(Stored entries)
━━━
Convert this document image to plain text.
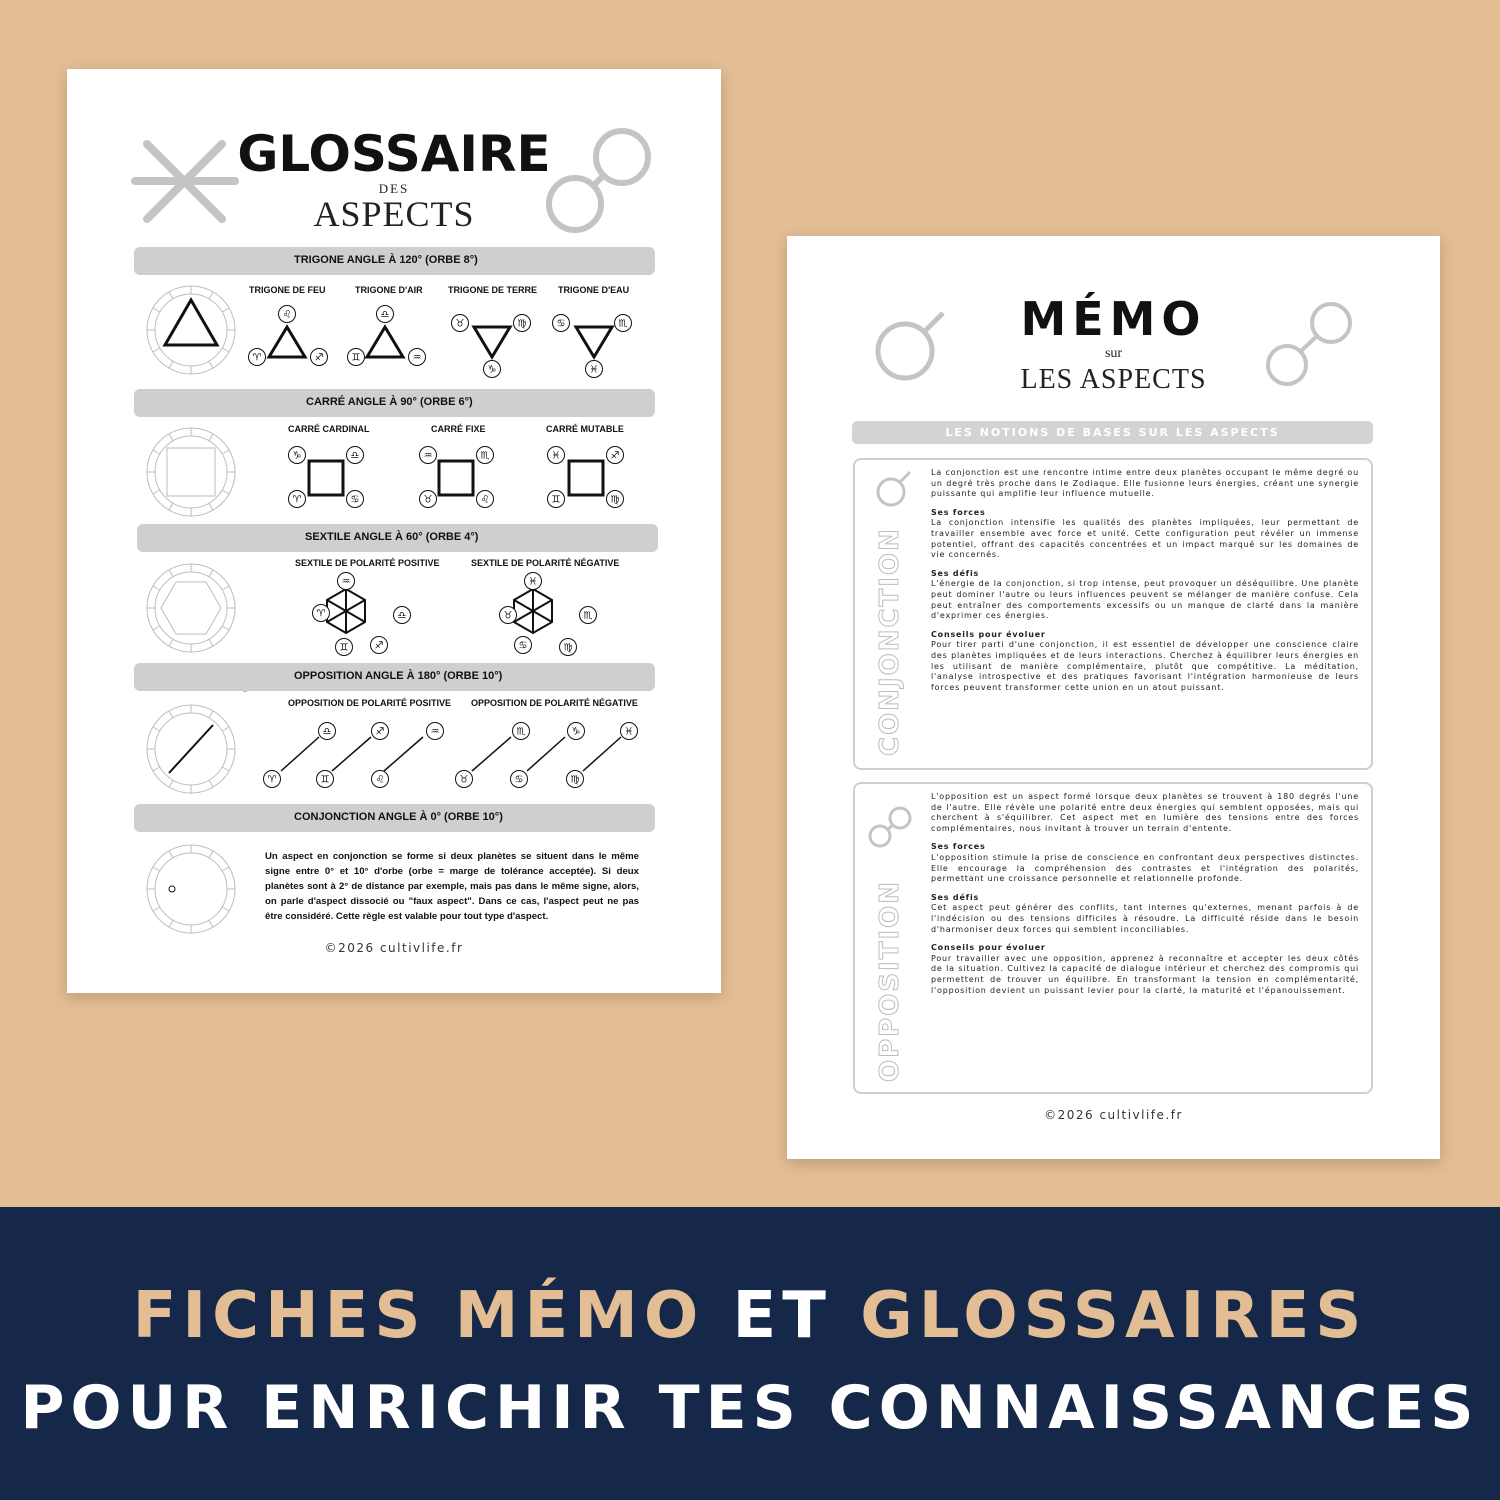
♌
♈	♐
♎
♊	♒
♉	♍
♑
♋	♏
♓
♑	♎
♈	♋
♒	♏
♉	♌
♓	♐
♊	♍
♒
♈	♎
♊	♐
♓
♉	♏
♋	♍
♎	♐	♒
♈	♊	♌
♏	♑	♓
♉	♋	♍
GLOSSAIRE
DES
ASPECTS
TRIGONE ANGLE À 120° (ORBE 8°)
TRIGONE DE FEU	TRIGONE D'AIR	TRIGONE DE TERRE TRIGONE D'EAU
CARRÉ ANGLE À 90° (ORBE 6°)
CARRÉ CARDINAL	CARRÉ FIXE	CARRÉ MUTABLE
SEXTILE ANGLE À 60° (ORBE 4°)
SEXTILE DE POLARITÉ POSITIVE	SEXTILE DE POLARITÉ NÉGATIVE
OPPOSITION ANGLE À 180° (ORBE 10°)
OPPOSITION DE POLARITÉ POSITIVE OPPOSITION DE POLARITÉ NÉGATIVE
CONJONCTION ANGLE À 0° (ORBE 10°)
Un aspect en conjonction se forme si deux planètes se situent dans le même signe entre 0° et 10° d'orbe (orbe = marge de tolérance acceptée). Si deux planètes sont à 2° de distance par exemple, mais pas dans le même signe, alors, on parle d'aspect dissocié ou "faux aspect". Dans ce cas, l'aspect peut ne pas être considéré. Cette règle est valable pour tout type d'aspect.
©2026 cultivlife.fr
MÉMO
sur
LES ASPECTS
LES NOTIONS DE BASES SUR LES ASPECTS
CONJONCTION

La conjonction est une rencontre intime entre deux planètes occupant le même degré ou un degré très proche dans le Zodiaque. Elle fusionne leurs énergies, créant une synergie puissante qui amplifie leur influence mutuelle.

Ses forces
La conjonction intensifie les qualités des planètes impliquées, leur permettant de travailler ensemble avec force et unité. Cette configuration peut révéler un immense potentiel, offrant des capacités concentrées et un impact marqué sur les domaines de vie concernés.

Ses défis
L'énergie de la conjonction, si trop intense, peut provoquer un déséquilibre. Une planète peut dominer l'autre ou leurs influences peuvent se mélanger de manière confuse. Cela peut entraîner des comportements excessifs ou un manque de clarté dans la manière d'exprimer ces énergies.

Conseils pour évoluer
Pour tirer parti d'une conjonction, il est essentiel de développer une conscience claire des planètes impliquées et de leurs interactions. Cherchez à équilibrer leurs énergies en les utilisant de manière complémentaire, plutôt que compétitive. La méditation, l'analyse introspective et des pratiques favorisant l'intégration harmonieuse de leurs forces peuvent transformer cette union en un atout puissant.

OPPOSITION

L'opposition est un aspect formé lorsque deux planètes se trouvent à 180 degrés l'une de l'autre. Elle révèle une polarité entre deux énergies qui semblent opposées, mais qui cherchent à s'équilibrer. Cet aspect met en lumière des tensions entre des forces complémentaires, nous invitant à trouver un terrain d'entente.

Ses forces
L'opposition stimule la prise de conscience en confrontant deux perspectives distinctes. Elle encourage la compréhension des contrastes et l'intégration des polarités, permettant une croissance personnelle et relationnelle profonde.

Ses défis
Cet aspect peut générer des conflits, tant internes qu'externes, menant parfois à de l'indécision ou des tensions difficiles à résoudre. La difficulté réside dans le besoin d'harmoniser deux forces qui semblent inconciliables.

Conseils pour évoluer
Pour travailler avec une opposition, apprenez à reconnaître et accepter les deux côtés de la situation. Cultivez la capacité de dialogue intérieur et cherchez des compromis qui permettent de trouver un équilibre. En transformant la tension en complémentarité, l'opposition devient un puissant levier pour la clarté, la maturité et l'épanouissement.

©2026 cultivlife.fr
FICHES MÉMO ET GLOSSAIRES
POUR ENRICHIR TES CONNAISSANCES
━━━
* [Stated problem]: Quote everything in the listing above exactly; pictures are the only thing to omit.

* [Task result]:
Convert this document image to plain text.
♌
♈	♐
♎
♊	♒
♉	♍
♑
♋	♏
♓
♑	♎
♈	♋
♒	♏
♉	♌
♓	♐
♊	♍
♒
♈	♎
♊	♐
♓
♉	♏
♋	♍
♎	♐	♒
♈	♊	♌
♏	♑	♓
♉	♋	♍
GLOSSAIRE
DES
ASPECTS
TRIGONE ANGLE À 120° (ORBE 8°)
TRIGONE DE FEU	TRIGONE D'AIR	TRIGONE DE TERRE TRIGONE D'EAU
CARRÉ ANGLE À 90° (ORBE 6°)
CARRÉ CARDINAL	CARRÉ FIXE	CARRÉ MUTABLE
SEXTILE ANGLE À 60° (ORBE 4°)
SEXTILE DE POLARITÉ POSITIVE	SEXTILE DE POLARITÉ NÉGATIVE
OPPOSITION ANGLE À 180° (ORBE 10°)
OPPOSITION DE POLARITÉ POSITIVE OPPOSITION DE POLARITÉ NÉGATIVE
CONJONCTION ANGLE À 0° (ORBE 10°)
Un aspect en conjonction se forme si deux planètes se situent dans le même signe entre 0° et 10° d'orbe (orbe = marge de tolérance acceptée). Si deux planètes sont à 2° de distance par exemple, mais pas dans le même signe, alors, on parle d'aspect dissocié ou "faux aspect". Dans ce cas, l'aspect peut ne pas être considéré. Cette règle est valable pour tout type d'aspect.
©2026 cultivlife.fr
MÉMO
sur
LES ASPECTS
LES NOTIONS DE BASES SUR LES ASPECTS
CONJONCTION

La conjonction est une rencontre intime entre deux planètes occupant le même degré ou un degré très proche dans le Zodiaque. Elle fusionne leurs énergies, créant une synergie puissante qui amplifie leur influence mutuelle.

Ses forces
La conjonction intensifie les qualités des planètes impliquées, leur permettant de travailler ensemble avec force et unité. Cette configuration peut révéler un immense potentiel, offrant des capacités concentrées et un impact marqué sur les domaines de vie concernés.

Ses défis
L'énergie de la conjonction, si trop intense, peut provoquer un déséquilibre. Une planète peut dominer l'autre ou leurs influences peuvent se mélanger de manière confuse. Cela peut entraîner des comportements excessifs ou un manque de clarté dans la manière d'exprimer ces énergies.

Conseils pour évoluer
Pour tirer parti d'une conjonction, il est essentiel de développer une conscience claire des planètes impliquées et de leurs interactions. Cherchez à équilibrer leurs énergies en les utilisant de manière complémentaire, plutôt que compétitive. La méditation, l'analyse introspective et des pratiques favorisant l'intégration harmonieuse de leurs forces peuvent transformer cette union en un atout puissant.

OPPOSITION

L'opposition est un aspect formé lorsque deux planètes se trouvent à 180 degrés l'une de l'autre. Elle révèle une polarité entre deux énergies qui semblent opposées, mais qui cherchent à s'équilibrer. Cet aspect met en lumière des tensions entre des forces complémentaires, nous invitant à trouver un terrain d'entente.

Ses forces
L'opposition stimule la prise de conscience en confrontant deux perspectives distinctes. Elle encourage la compréhension des contrastes et l'intégration des polarités, permettant une croissance personnelle et relationnelle profonde.

Ses défis
Cet aspect peut générer des conflits, tant internes qu'externes, menant parfois à de l'indécision ou des tensions difficiles à résoudre. La difficulté réside dans le besoin d'harmoniser deux forces qui semblent inconciliables.

Conseils pour évoluer
Pour travailler avec une opposition, apprenez à reconnaître et accepter les deux côtés de la situation. Cultivez la capacité de dialogue intérieur et cherchez des compromis qui permettent de trouver un équilibre. En transformant la tension en complémentarité, l'opposition devient un puissant levier pour la clarté, la maturité et l'épanouissement.

©2026 cultivlife.fr
FICHES MÉMO ET GLOSSAIRES
POUR ENRICHIR TES CONNAISSANCES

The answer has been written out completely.